The task →
Repeat, word for word, the rows starting with the line that contains "Patent image size: (792, 931)." and going on through the line that contains "The inertial sensor 220 is at (420, 410).".

** BEGIN Provided records **

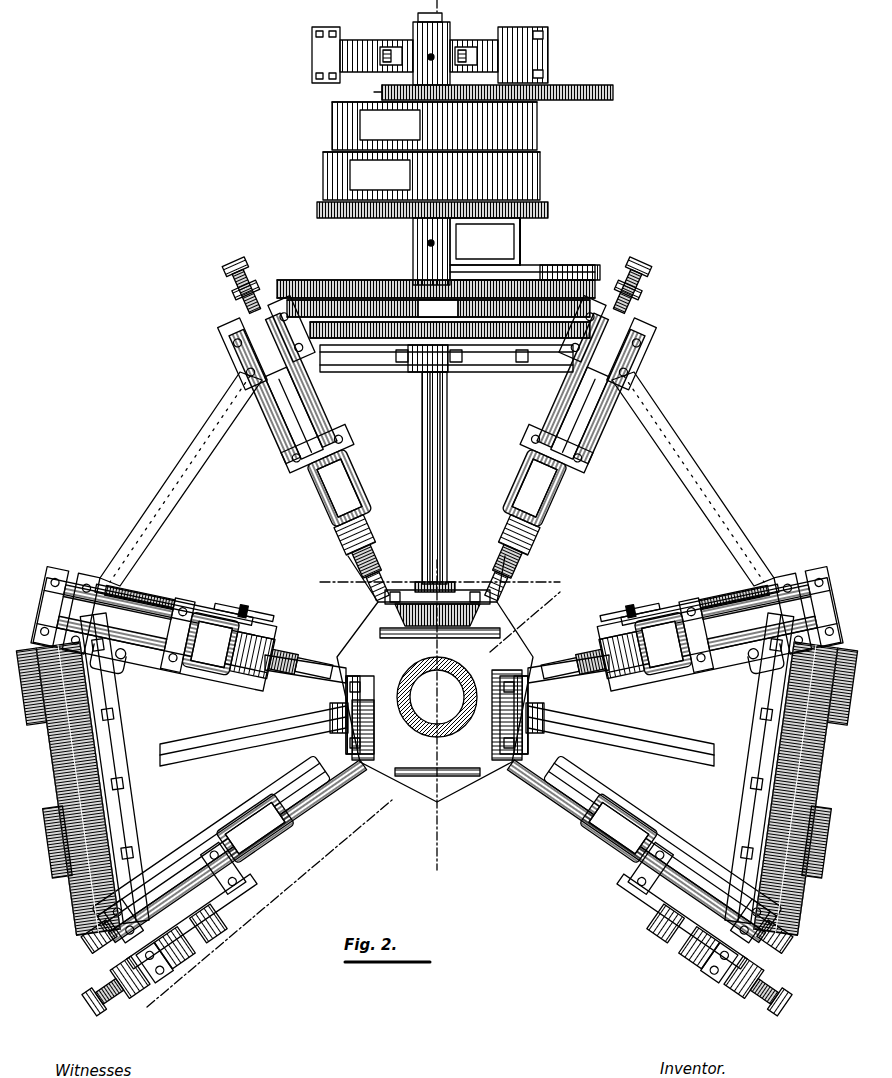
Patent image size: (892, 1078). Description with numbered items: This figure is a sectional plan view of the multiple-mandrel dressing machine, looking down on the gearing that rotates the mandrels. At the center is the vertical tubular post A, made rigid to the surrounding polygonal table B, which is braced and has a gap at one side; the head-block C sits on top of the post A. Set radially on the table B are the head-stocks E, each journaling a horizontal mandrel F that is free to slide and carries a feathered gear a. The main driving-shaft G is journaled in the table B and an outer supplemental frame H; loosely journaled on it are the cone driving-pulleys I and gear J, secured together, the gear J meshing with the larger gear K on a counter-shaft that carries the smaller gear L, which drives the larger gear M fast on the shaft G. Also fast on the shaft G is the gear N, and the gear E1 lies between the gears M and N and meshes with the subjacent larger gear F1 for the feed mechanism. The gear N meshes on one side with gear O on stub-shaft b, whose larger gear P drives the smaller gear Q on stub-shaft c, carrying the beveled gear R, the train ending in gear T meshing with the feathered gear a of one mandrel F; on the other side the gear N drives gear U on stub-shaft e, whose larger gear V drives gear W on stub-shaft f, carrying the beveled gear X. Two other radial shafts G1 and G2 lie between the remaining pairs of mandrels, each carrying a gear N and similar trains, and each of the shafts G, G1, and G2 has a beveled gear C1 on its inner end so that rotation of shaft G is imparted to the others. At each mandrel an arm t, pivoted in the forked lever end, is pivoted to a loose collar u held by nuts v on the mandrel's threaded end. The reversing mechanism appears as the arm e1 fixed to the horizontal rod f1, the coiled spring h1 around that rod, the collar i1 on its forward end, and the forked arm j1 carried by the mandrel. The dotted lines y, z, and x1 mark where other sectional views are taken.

The central vertical tubular post A is at (435, 679).
The polygonal table B is at (185, 470).
The head-block C is at (384, 672).
The beveled gear C1 is at (458, 595).
The head-stock E is at (282, 438).
The gear E1 is at (458, 258).
The mandrel F is at (318, 478).
The gear F1 is at (383, 280).
The main driving-shaft G is at (450, 25).
The radial shaft G1 is at (250, 742).
The radial shaft G2 is at (668, 742).
The supplemental frame H is at (360, 48).
The cone driving-pulleys I is at (431, 151).
The gear J is at (368, 91).
The gear K is at (594, 84).
The gear L is at (550, 203).
The gear M is at (350, 280).
The gear N is at (482, 372).
The gear O is at (372, 372).
The gear P is at (362, 286).
The gear Q is at (315, 280).
The beveled gear R is at (356, 372).
The gear T is at (792, 824).
The gear U is at (504, 372).
The gear V is at (550, 266).
The gear W is at (575, 270).
The beveled gear X is at (530, 372).
The feathered gear a is at (222, 364).
The stub-shaft b is at (330, 300).
The stub-shaft c is at (288, 280).
The stub-shaft e is at (800, 846).
The stub-shaft f is at (548, 290).
The arm t is at (218, 316).
The loose collar u is at (250, 290).
The nuts v is at (235, 292).
The arm e1 is at (150, 574).
The coiled spring h1 is at (178, 574).
The collar i1 is at (570, 528).
The arm j1 is at (560, 500).
The horizontal rod f1 is at (568, 516).
The section line x' x' x1 is at (441, 581).
The section line y y is at (422, 6).
The section line z z is at (346, 809).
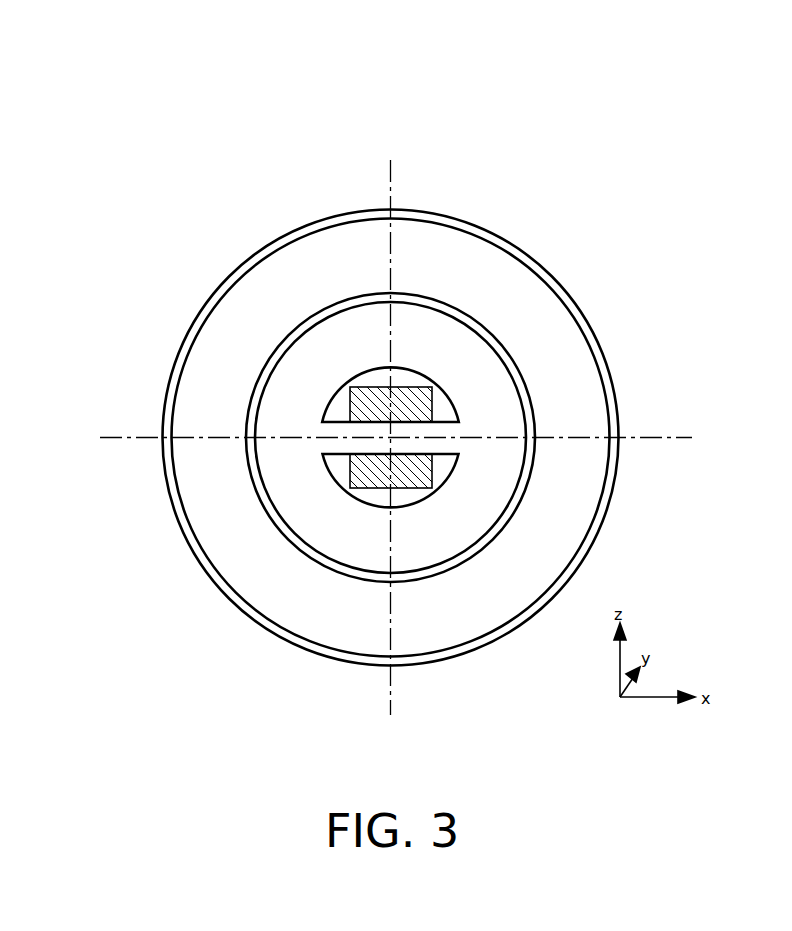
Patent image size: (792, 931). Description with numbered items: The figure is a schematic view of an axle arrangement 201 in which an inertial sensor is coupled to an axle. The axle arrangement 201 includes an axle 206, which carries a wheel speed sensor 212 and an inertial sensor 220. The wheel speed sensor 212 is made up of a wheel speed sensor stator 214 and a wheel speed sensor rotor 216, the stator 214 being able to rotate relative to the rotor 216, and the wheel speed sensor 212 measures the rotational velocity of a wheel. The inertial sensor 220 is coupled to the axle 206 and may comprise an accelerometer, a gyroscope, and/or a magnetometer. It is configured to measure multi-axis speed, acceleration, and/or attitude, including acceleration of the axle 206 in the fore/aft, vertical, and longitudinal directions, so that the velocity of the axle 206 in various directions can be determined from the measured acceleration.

The axle arrangement 201 is at (396, 385).
The axle 206 is at (306, 228).
The wheel speed sensor 212 is at (469, 222).
The wheel speed sensor stator 214 is at (275, 298).
The wheel speed sensor rotor 216 is at (317, 373).
The inertial sensor 220 is at (420, 410).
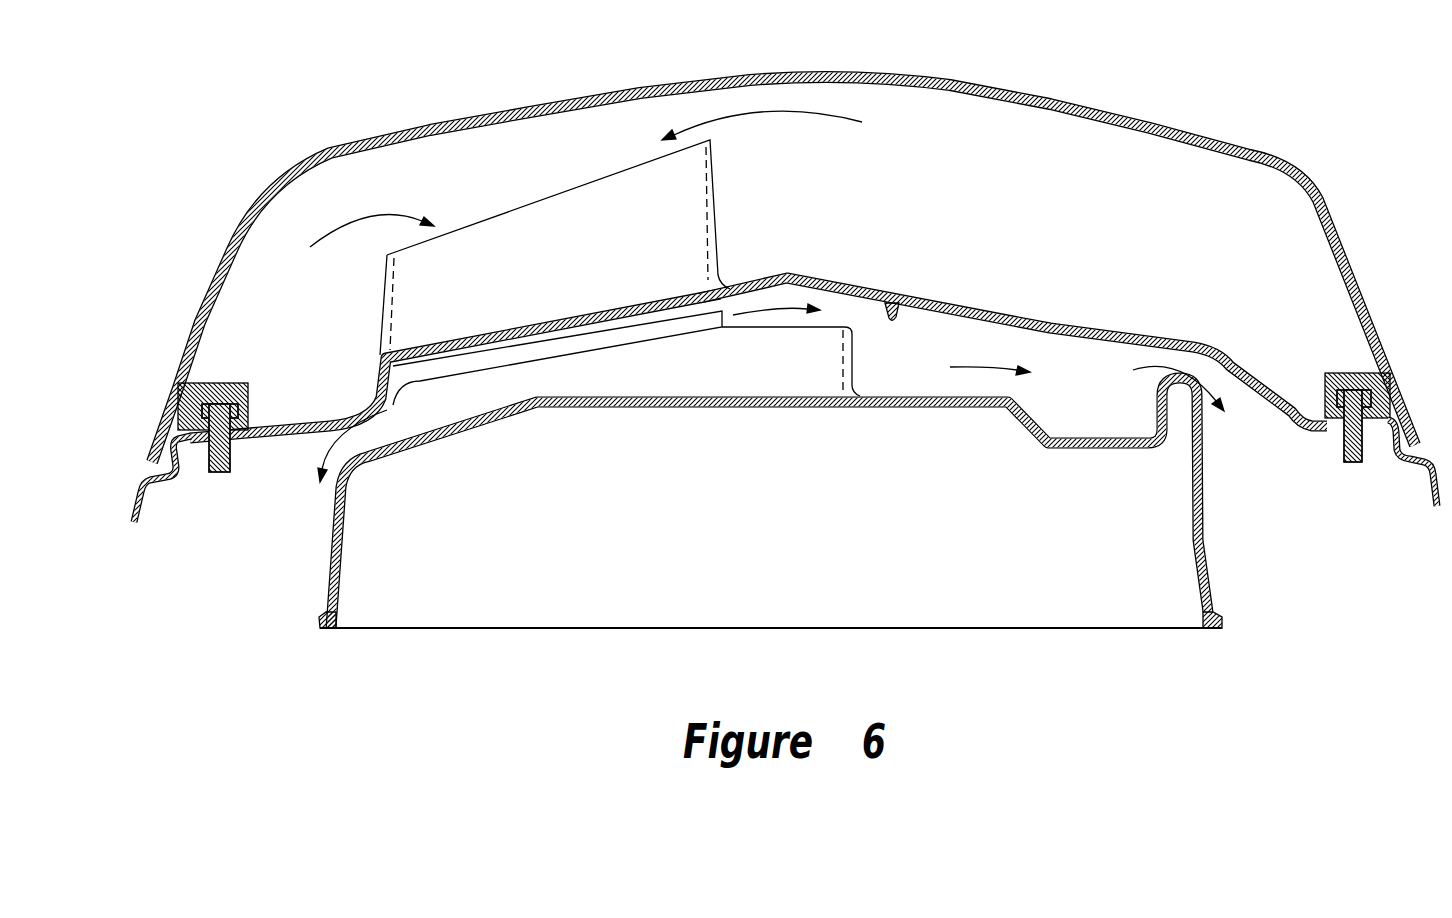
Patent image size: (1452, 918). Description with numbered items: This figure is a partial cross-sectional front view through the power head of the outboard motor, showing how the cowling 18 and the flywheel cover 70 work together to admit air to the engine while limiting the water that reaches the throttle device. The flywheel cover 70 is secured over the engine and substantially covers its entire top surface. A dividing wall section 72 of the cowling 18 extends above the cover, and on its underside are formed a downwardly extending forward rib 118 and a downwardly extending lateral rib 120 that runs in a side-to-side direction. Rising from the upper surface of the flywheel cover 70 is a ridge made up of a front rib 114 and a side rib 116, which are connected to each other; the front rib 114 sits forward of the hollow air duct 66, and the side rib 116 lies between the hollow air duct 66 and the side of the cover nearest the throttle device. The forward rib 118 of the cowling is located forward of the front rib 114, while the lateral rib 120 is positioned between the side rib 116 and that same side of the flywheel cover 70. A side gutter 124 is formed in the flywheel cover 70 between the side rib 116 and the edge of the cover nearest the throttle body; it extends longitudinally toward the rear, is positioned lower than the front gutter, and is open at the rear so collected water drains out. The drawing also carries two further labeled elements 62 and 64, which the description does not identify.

** END Provided records **

Exercise answer →
Patent image size: (792, 931). Description with numbered items: The figure is a schematic view of an axle arrangement 201 in which an inertial sensor is coupled to an axle. The axle arrangement 201 includes an axle 206, which carries a wheel speed sensor 212 and an inertial sensor 220. The wheel speed sensor 212 is made up of a wheel speed sensor stator 214 and a wheel speed sensor rotor 216, the stator 214 being able to rotate relative to the rotor 216, and the wheel speed sensor 212 measures the rotational velocity of a wheel. The inertial sensor 220 is coupled to the axle 206 and may comprise an accelerometer, a gyroscope, and/or a magnetometer. It is configured to measure multi-axis speed, acceleration, and/or attitude, including acceleration of the axle 206 in the fore/aft, vertical, and longitudinal directions, so that the velocity of the axle 206 in various directions can be determined from the measured acceleration.

The axle arrangement 201 is at (396, 385).
The axle 206 is at (306, 228).
The wheel speed sensor 212 is at (469, 222).
The wheel speed sensor stator 214 is at (275, 298).
The wheel speed sensor rotor 216 is at (317, 373).
The inertial sensor 220 is at (420, 410).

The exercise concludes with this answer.